Repeat each line word for word.

■ RECORDS TO PROCESS:
* * * * *

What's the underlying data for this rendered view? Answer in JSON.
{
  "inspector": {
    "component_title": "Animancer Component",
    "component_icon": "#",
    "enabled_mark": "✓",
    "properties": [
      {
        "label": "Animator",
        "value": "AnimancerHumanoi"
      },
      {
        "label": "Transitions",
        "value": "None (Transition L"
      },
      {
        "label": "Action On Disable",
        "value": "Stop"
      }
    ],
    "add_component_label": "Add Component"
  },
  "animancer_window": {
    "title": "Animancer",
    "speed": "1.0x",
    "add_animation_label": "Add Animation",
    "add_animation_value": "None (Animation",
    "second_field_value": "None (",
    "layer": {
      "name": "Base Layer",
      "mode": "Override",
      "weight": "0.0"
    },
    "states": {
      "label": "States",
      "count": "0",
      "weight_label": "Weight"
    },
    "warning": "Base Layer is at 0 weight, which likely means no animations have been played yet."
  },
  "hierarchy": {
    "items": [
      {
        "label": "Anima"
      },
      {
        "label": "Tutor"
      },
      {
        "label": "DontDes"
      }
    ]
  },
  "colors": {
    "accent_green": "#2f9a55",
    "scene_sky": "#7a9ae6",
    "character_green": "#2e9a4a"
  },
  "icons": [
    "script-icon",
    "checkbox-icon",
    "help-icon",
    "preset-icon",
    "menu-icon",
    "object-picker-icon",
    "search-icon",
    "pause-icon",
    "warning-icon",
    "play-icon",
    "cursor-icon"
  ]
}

* * * * *

■ THE ANSWER:
What's the underlying data for this rendered view? Answer in JSON.
{
  "inspector": {
    "component_title": "Animancer Component",
    "component_icon": "#",
    "enabled_mark": "✓",
    "properties": [
      {
        "label": "Animator",
        "value": "AnimancerHumanoi"
      },
      {
        "label": "Transitions",
        "value": "None (Transition L"
      },
      {
        "label": "Action On Disable",
        "value": "Stop"
      }
    ],
    "add_component_label": "Add Component"
  },
  "animancer_window": {
    "title": "Animancer",
    "speed": "1.0x",
    "add_animation_label": "Add Animation",
    "add_animation_value": "None (Animation",
    "second_field_value": "None (",
    "layer": {
      "name": "Base Layer",
      "mode": "Override",
      "weight": "0.0"
    },
    "states": {
      "label": "States",
      "count": "0",
      "weight_label": "Weight"
    },
    "warning": "Base Layer is at 0 weight, which likely means no animations have been played yet."
  },
  "hierarchy": {
    "items": [
      {
        "label": "Anima"
      },
      {
        "label": "Tutor"
      },
      {
        "label": "DontDes"
      }
    ]
  },
  "colors": {
    "accent_green": "#2f9a55",
    "scene_sky": "#7a9ae6",
    "character_green": "#2e9a4a"
  },
  "icons": [
    "script-icon",
    "checkbox-icon",
    "help-icon",
    "preset-icon",
    "menu-icon",
    "object-picker-icon",
    "search-icon",
    "pause-icon",
    "warning-icon",
    "play-icon",
    "cursor-icon"
  ]
}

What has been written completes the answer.